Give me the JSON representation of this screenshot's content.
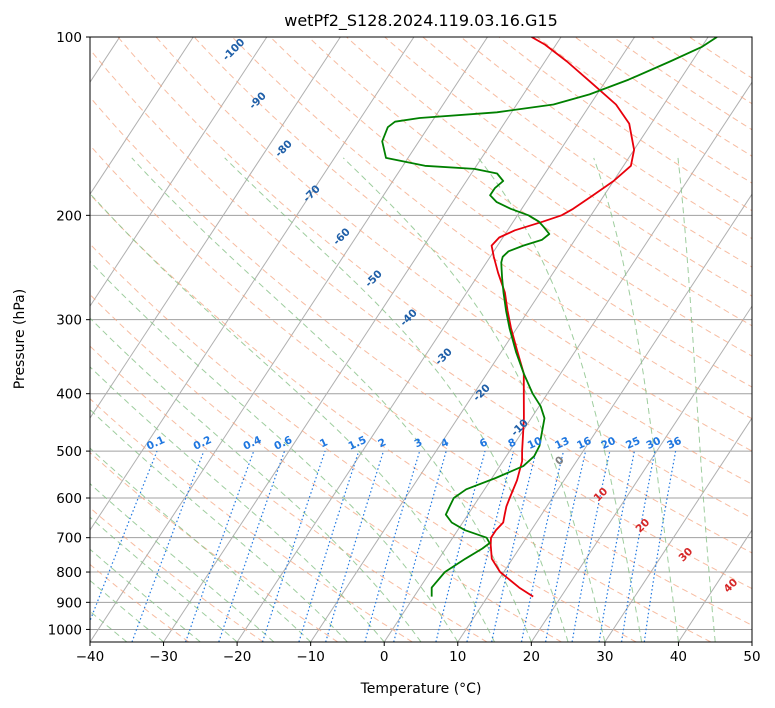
{
  "chart_data": {
    "type": "line",
    "title": "wetPf2_S128.2024.119.03.16.G15",
    "xlabel": "Temperature (°C)",
    "ylabel": "Pressure (hPa)",
    "xlim": [
      -40,
      50
    ],
    "ylim": [
      1050,
      100
    ],
    "y_scale": "log",
    "grid": true,
    "x_ticks": [
      -40,
      -30,
      -20,
      -10,
      0,
      10,
      20,
      30,
      40,
      50
    ],
    "x_tick_labels": [
      "−40",
      "−30",
      "−20",
      "−10",
      "0",
      "10",
      "20",
      "30",
      "40",
      "50"
    ],
    "y_ticks": [
      100,
      200,
      300,
      400,
      500,
      600,
      700,
      800,
      900,
      1000
    ],
    "y_tick_labels": [
      "100",
      "200",
      "300",
      "400",
      "500",
      "600",
      "700",
      "800",
      "900",
      "1000"
    ],
    "series": [
      {
        "color": "#e8000b",
        "points": [
          [
            880,
            16.2
          ],
          [
            850,
            13.5
          ],
          [
            800,
            9.5
          ],
          [
            760,
            7.2
          ],
          [
            720,
            5.8
          ],
          [
            700,
            5.2
          ],
          [
            680,
            5.2
          ],
          [
            660,
            5.5
          ],
          [
            640,
            5.0
          ],
          [
            620,
            4.5
          ],
          [
            600,
            4.2
          ],
          [
            560,
            3.6
          ],
          [
            520,
            2.6
          ],
          [
            500,
            1.7
          ],
          [
            470,
            0.4
          ],
          [
            440,
            -1.0
          ],
          [
            400,
            -3.2
          ],
          [
            370,
            -5.0
          ],
          [
            340,
            -7.8
          ],
          [
            310,
            -10.8
          ],
          [
            290,
            -12.8
          ],
          [
            270,
            -14.8
          ],
          [
            250,
            -17.5
          ],
          [
            235,
            -19.5
          ],
          [
            225,
            -20.8
          ],
          [
            218,
            -20.5
          ],
          [
            212,
            -19.0
          ],
          [
            205,
            -16.0
          ],
          [
            200,
            -14.0
          ],
          [
            195,
            -13.0
          ],
          [
            185,
            -11.5
          ],
          [
            175,
            -10.0
          ],
          [
            165,
            -9.0
          ],
          [
            155,
            -10.0
          ],
          [
            140,
            -13.0
          ],
          [
            130,
            -16.5
          ],
          [
            120,
            -21.5
          ],
          [
            110,
            -27.0
          ],
          [
            103,
            -31.5
          ],
          [
            100,
            -34.0
          ]
        ]
      },
      {
        "color": "#008000",
        "points": [
          [
            880,
            2.4
          ],
          [
            850,
            1.6
          ],
          [
            800,
            2.0
          ],
          [
            760,
            3.6
          ],
          [
            730,
            5.0
          ],
          [
            715,
            5.5
          ],
          [
            700,
            4.6
          ],
          [
            680,
            1.0
          ],
          [
            660,
            -1.5
          ],
          [
            640,
            -3.0
          ],
          [
            620,
            -3.2
          ],
          [
            600,
            -3.4
          ],
          [
            580,
            -2.5
          ],
          [
            555,
            0.5
          ],
          [
            530,
            3.2
          ],
          [
            510,
            3.8
          ],
          [
            490,
            3.6
          ],
          [
            470,
            2.9
          ],
          [
            440,
            1.8
          ],
          [
            420,
            0.2
          ],
          [
            400,
            -2.0
          ],
          [
            370,
            -5.0
          ],
          [
            340,
            -8.0
          ],
          [
            310,
            -11.0
          ],
          [
            290,
            -13.0
          ],
          [
            270,
            -15.0
          ],
          [
            255,
            -16.5
          ],
          [
            245,
            -17.5
          ],
          [
            240,
            -18.0
          ],
          [
            235,
            -18.3
          ],
          [
            230,
            -18.0
          ],
          [
            225,
            -16.5
          ],
          [
            220,
            -14.5
          ],
          [
            215,
            -14.0
          ],
          [
            210,
            -15.2
          ],
          [
            205,
            -16.5
          ],
          [
            200,
            -18.5
          ],
          [
            195,
            -21.5
          ],
          [
            190,
            -24.0
          ],
          [
            185,
            -25.5
          ],
          [
            180,
            -25.5
          ],
          [
            175,
            -25.0
          ],
          [
            170,
            -26.5
          ],
          [
            167,
            -30.0
          ],
          [
            165,
            -37.0
          ],
          [
            160,
            -43.0
          ],
          [
            150,
            -45.0
          ],
          [
            142,
            -45.5
          ],
          [
            139,
            -45.0
          ],
          [
            137,
            -42.0
          ],
          [
            134,
            -32.0
          ],
          [
            130,
            -25.0
          ],
          [
            125,
            -21.0
          ],
          [
            118,
            -17.0
          ],
          [
            110,
            -13.0
          ],
          [
            104,
            -10.0
          ],
          [
            100,
            -8.8
          ]
        ]
      }
    ],
    "dry_adiabat_labels": [
      "-100",
      "-90",
      "-80",
      "-70",
      "-60",
      "-50",
      "-40",
      "-30",
      "-20",
      "-10",
      "0",
      "10",
      "20",
      "30",
      "40"
    ],
    "mixing_ratio_labels": [
      "0.1",
      "0.2",
      "0.4",
      "0.6",
      "1",
      "1.5",
      "2",
      "3",
      "4",
      "6",
      "8",
      "10",
      "13",
      "16",
      "20",
      "25",
      "30",
      "36"
    ],
    "colors": {
      "isotherm": "#b0b0b0",
      "dry_adiabat": "#f4a582",
      "moist_adiabat": "#86c186",
      "mixing_ratio": "#1f77e0",
      "dry_adiabat_label_cold": "#1f5fa8",
      "dry_adiabat_label_warm": "#d62728",
      "dry_adiabat_label_zero": "#7f7f7f",
      "grid": "#a0a0a0"
    }
  }
}
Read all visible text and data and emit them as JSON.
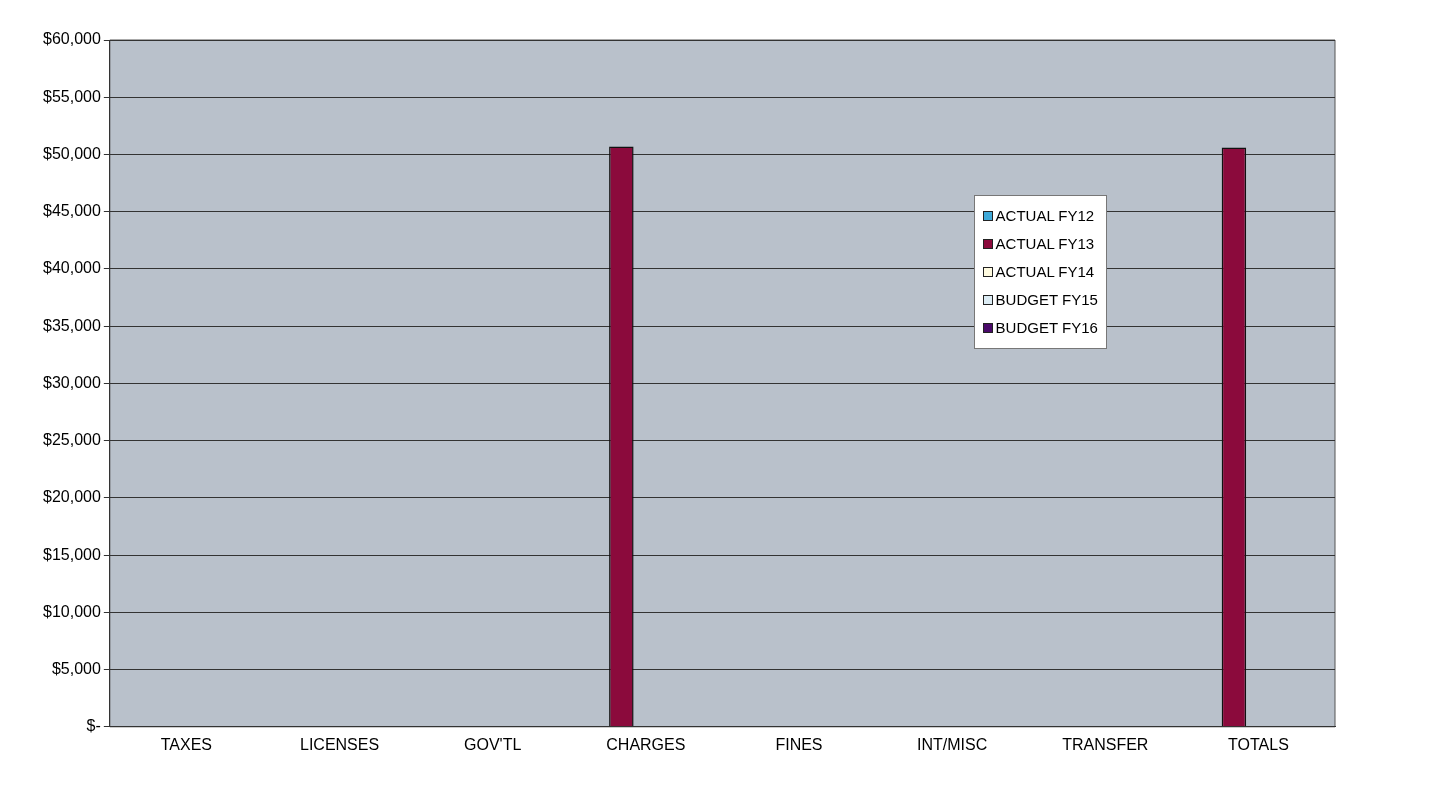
{
  "chart_data": {
    "type": "bar",
    "categories": [
      "TAXES",
      "LICENSES",
      "GOV'TL",
      "CHARGES",
      "FINES",
      "INT/MISC",
      "TRANSFER",
      "TOTALS"
    ],
    "series": [
      {
        "name": "ACTUAL FY12",
        "color": "#3fa9d8",
        "values": [
          0,
          0,
          0,
          0,
          0,
          0,
          0,
          0
        ]
      },
      {
        "name": "ACTUAL FY13",
        "color": "#8b0a3c",
        "values": [
          0,
          0,
          0,
          50700,
          0,
          0,
          0,
          50600
        ]
      },
      {
        "name": "ACTUAL FY14",
        "color": "#fffbe0",
        "values": [
          0,
          0,
          0,
          0,
          0,
          0,
          0,
          0
        ]
      },
      {
        "name": "BUDGET FY15",
        "color": "#dcecf4",
        "values": [
          0,
          0,
          0,
          0,
          0,
          0,
          0,
          0
        ]
      },
      {
        "name": "BUDGET FY16",
        "color": "#4a0a6a",
        "values": [
          0,
          0,
          0,
          0,
          0,
          0,
          0,
          0
        ]
      }
    ],
    "ylim": [
      0,
      60000
    ],
    "yticks": [
      {
        "value": 0,
        "label": "$-"
      },
      {
        "value": 5000,
        "label": "$5,000"
      },
      {
        "value": 10000,
        "label": "$10,000"
      },
      {
        "value": 15000,
        "label": "$15,000"
      },
      {
        "value": 20000,
        "label": "$20,000"
      },
      {
        "value": 25000,
        "label": "$25,000"
      },
      {
        "value": 30000,
        "label": "$30,000"
      },
      {
        "value": 35000,
        "label": "$35,000"
      },
      {
        "value": 40000,
        "label": "$40,000"
      },
      {
        "value": 45000,
        "label": "$45,000"
      },
      {
        "value": 50000,
        "label": "$50,000"
      },
      {
        "value": 55000,
        "label": "$55,000"
      },
      {
        "value": 60000,
        "label": "$60,000"
      }
    ],
    "grid": "y",
    "legend": "right"
  }
}
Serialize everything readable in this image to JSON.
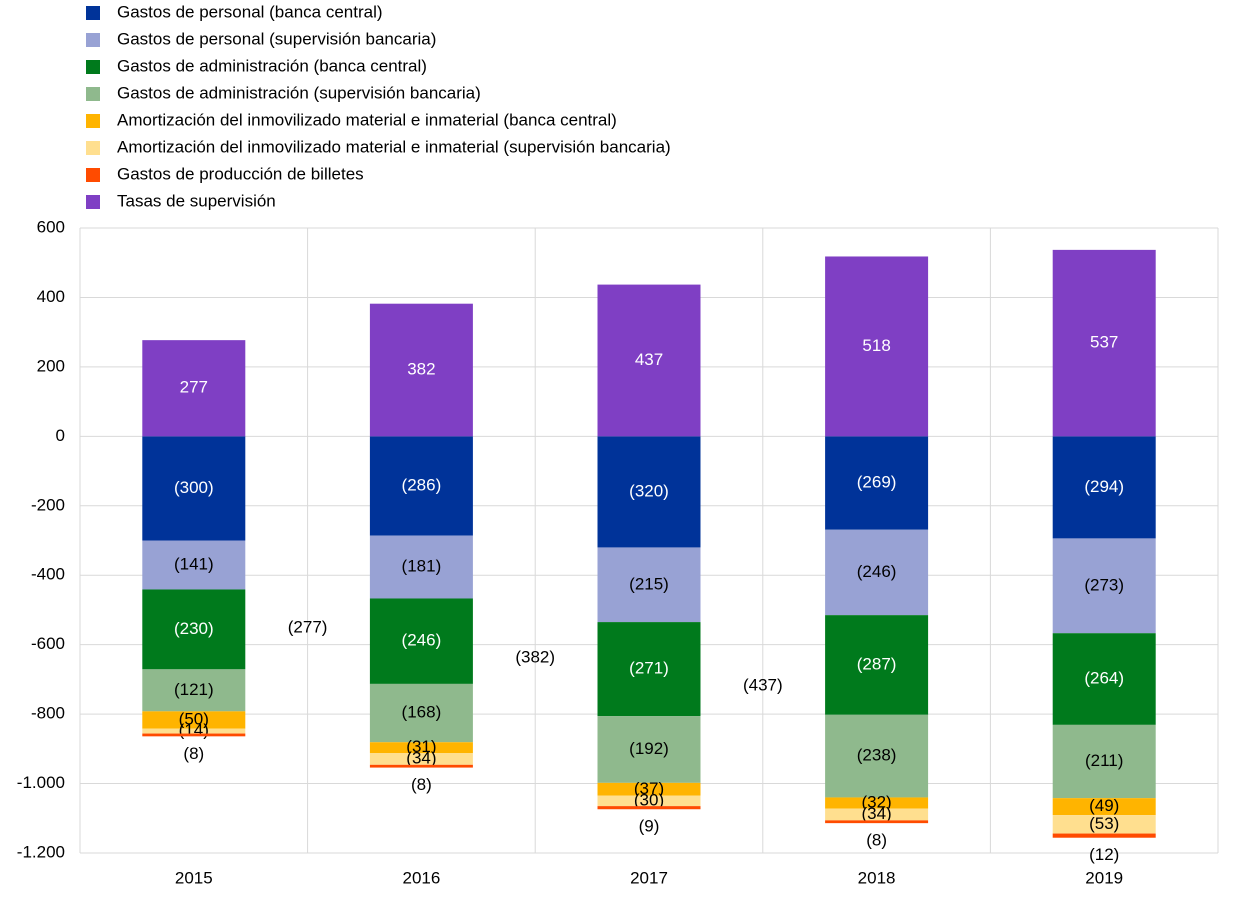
{
  "chart_data": {
    "type": "stacked-bar",
    "categories": [
      "2015",
      "2016",
      "2017",
      "2018",
      "2019"
    ],
    "series": [
      {
        "name": "Gastos de personal (banca central)",
        "color": "#003399",
        "values": [
          -300,
          -286,
          -320,
          -269,
          -294
        ],
        "value_labels": [
          "(300)",
          "(286)",
          "(320)",
          "(269)",
          "(294)"
        ]
      },
      {
        "name": "Gastos de personal (supervisión bancaria)",
        "color": "#98a2d4",
        "values": [
          -141,
          -181,
          -215,
          -246,
          -273
        ],
        "value_labels": [
          "(141)",
          "(181)",
          "(215)",
          "(246)",
          "(273)"
        ]
      },
      {
        "name": "Gastos de administración (banca central)",
        "color": "#007a1c",
        "values": [
          -230,
          -246,
          -271,
          -287,
          -264
        ],
        "value_labels": [
          "(230)",
          "(246)",
          "(271)",
          "(287)",
          "(264)"
        ]
      },
      {
        "name": "Gastos de administración (supervisión bancaria)",
        "color": "#8fb98d",
        "values": [
          -121,
          -168,
          -192,
          -238,
          -211
        ],
        "value_labels": [
          "(121)",
          "(168)",
          "(192)",
          "(238)",
          "(211)"
        ]
      },
      {
        "name": "Amortización del inmovilizado material e inmaterial (banca central)",
        "color": "#ffb400",
        "values": [
          -50,
          -31,
          -37,
          -32,
          -49
        ],
        "value_labels": [
          "(50)",
          "(31)",
          "(37)",
          "(32)",
          "(49)"
        ]
      },
      {
        "name": "Amortización del inmovilizado material e inmaterial (supervisión bancaria)",
        "color": "#ffdf8f",
        "values": [
          -14,
          -34,
          -30,
          -34,
          -53
        ],
        "value_labels": [
          "(14)",
          "(34)",
          "(30)",
          "(34)",
          "(53)"
        ]
      },
      {
        "name": "Gastos de producción de billetes",
        "color": "#ff4b00",
        "values": [
          -8,
          -8,
          -9,
          -8,
          -12
        ],
        "value_labels": [
          "(8)",
          "(8)",
          "(9)",
          "(8)",
          "(12)"
        ]
      },
      {
        "name": "Tasas de supervisión",
        "color": "#7f3fc4",
        "values": [
          277,
          382,
          437,
          518,
          537
        ]
      }
    ],
    "annotations": [
      "(277)",
      "(382)",
      "(437)"
    ],
    "ylim": [
      -1200,
      600
    ],
    "yticks": [
      {
        "value": -1200,
        "label": "-1.200"
      },
      {
        "value": -1000,
        "label": "-1.000"
      },
      -800,
      -600,
      -400,
      -200,
      0,
      200,
      400,
      600
    ],
    "grid": true
  }
}
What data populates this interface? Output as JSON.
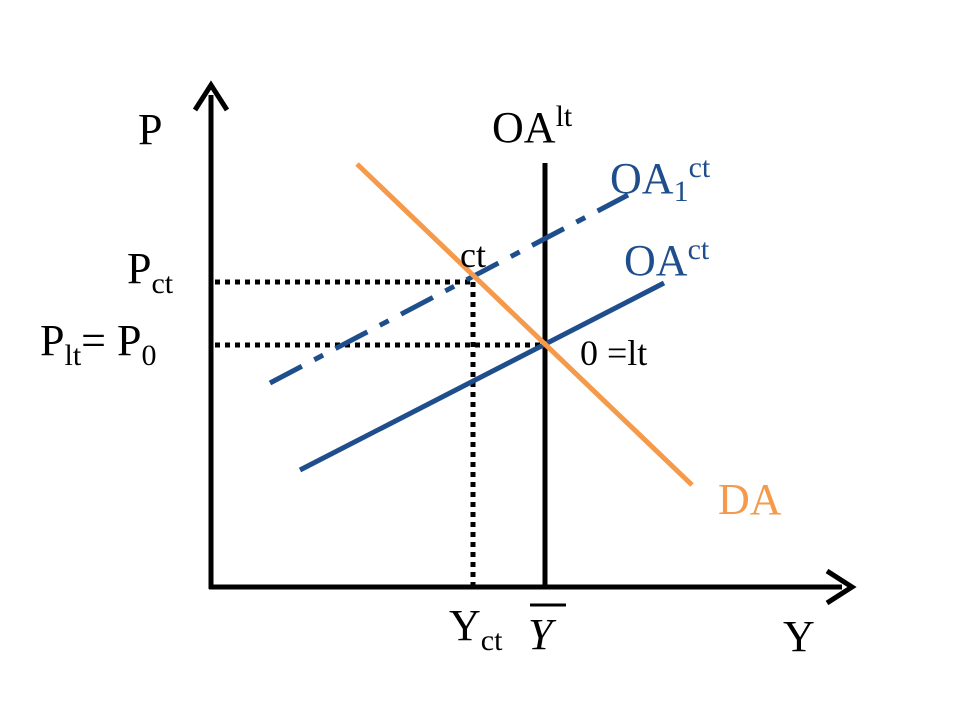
{
  "axes": {
    "y_label": "P",
    "x_label": "Y"
  },
  "price_labels": {
    "p_ct": {
      "main": "P",
      "sub": "ct"
    },
    "p_lt": {
      "main": "P",
      "sub": "lt",
      "eq": "= P",
      "sub2": "0"
    }
  },
  "quantity_labels": {
    "y_ct": {
      "main": "Y",
      "sub": "ct"
    },
    "y_bar": "Y"
  },
  "curves": {
    "oa_lt": {
      "main": "OA",
      "sup": "lt",
      "color": "#000000"
    },
    "oa1_ct": {
      "main": "OA",
      "sub": "1",
      "sup": "ct",
      "color": "#1f4e8c"
    },
    "oa_ct": {
      "main": "OA",
      "sup": "ct",
      "color": "#1f4e8c"
    },
    "da": {
      "label": "DA",
      "color": "#f59a4a"
    }
  },
  "points": {
    "ct": "ct",
    "lt": "0 =lt"
  }
}
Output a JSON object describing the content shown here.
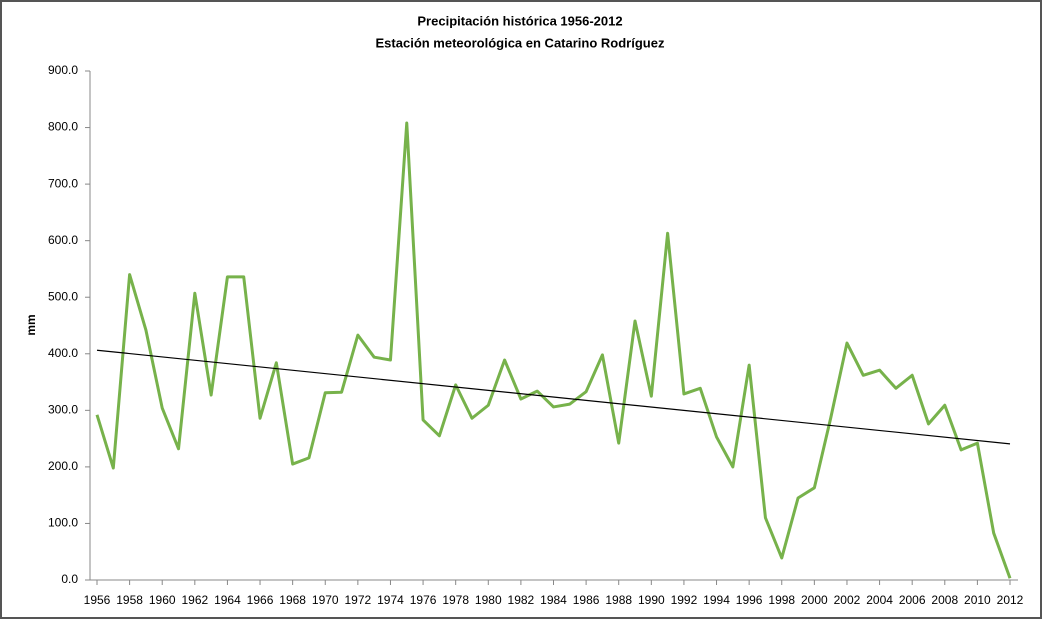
{
  "chart_data": {
    "type": "line",
    "title": "Precipitación histórica 1956-2012",
    "subtitle": "Estación meteorológica en Catarino Rodríguez",
    "y_label": "mm",
    "x": [
      1956,
      1957,
      1958,
      1959,
      1960,
      1961,
      1962,
      1963,
      1964,
      1965,
      1966,
      1967,
      1968,
      1969,
      1970,
      1971,
      1972,
      1973,
      1974,
      1975,
      1976,
      1977,
      1978,
      1979,
      1980,
      1981,
      1982,
      1983,
      1984,
      1985,
      1986,
      1987,
      1988,
      1989,
      1990,
      1991,
      1992,
      1993,
      1994,
      1995,
      1996,
      1997,
      1998,
      1999,
      2000,
      2001,
      2002,
      2003,
      2004,
      2005,
      2006,
      2007,
      2008,
      2009,
      2010,
      2011,
      2012
    ],
    "series": [
      {
        "color": "#77b24b",
        "values": [
          292,
          198,
          540,
          442,
          304,
          232,
          507,
          327,
          536,
          536,
          286,
          384,
          205,
          216,
          331,
          332,
          433,
          394,
          389,
          808,
          283,
          255,
          345,
          286,
          309,
          389,
          320,
          334,
          306,
          311,
          333,
          398,
          242,
          458,
          325,
          613,
          329,
          339,
          253,
          200,
          380,
          110,
          39,
          145,
          163,
          286,
          419,
          362,
          371,
          339,
          362,
          276,
          309,
          230,
          242,
          83,
          3
        ]
      }
    ],
    "trendline": {
      "color": "#000000"
    },
    "xlim": [
      1956,
      2012
    ],
    "xticks": [
      1956,
      1958,
      1960,
      1962,
      1964,
      1966,
      1968,
      1970,
      1972,
      1974,
      1976,
      1978,
      1980,
      1982,
      1984,
      1986,
      1988,
      1990,
      1992,
      1994,
      1996,
      1998,
      2000,
      2002,
      2004,
      2006,
      2008,
      2010,
      2012
    ],
    "ylim": [
      0,
      900
    ],
    "yticks": [
      {
        "value": 0,
        "label": "0.0"
      },
      {
        "value": 100,
        "label": "100.0"
      },
      {
        "value": 200,
        "label": "200.0"
      },
      {
        "value": 300,
        "label": "300.0"
      },
      {
        "value": 400,
        "label": "400.0"
      },
      {
        "value": 500,
        "label": "500.0"
      },
      {
        "value": 600,
        "label": "600.0"
      },
      {
        "value": 700,
        "label": "700.0"
      },
      {
        "value": 800,
        "label": "800.0"
      },
      {
        "value": 900,
        "label": "900.0"
      }
    ],
    "grid": false
  }
}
----------------------------------------
WRITTEN EXERCISE -
Look through the entries above; copy each line where the string "Output" appears.

FINISHED TASK -
What data populates this interface? Output as JSON.
Output a JSON object describing the content shown here.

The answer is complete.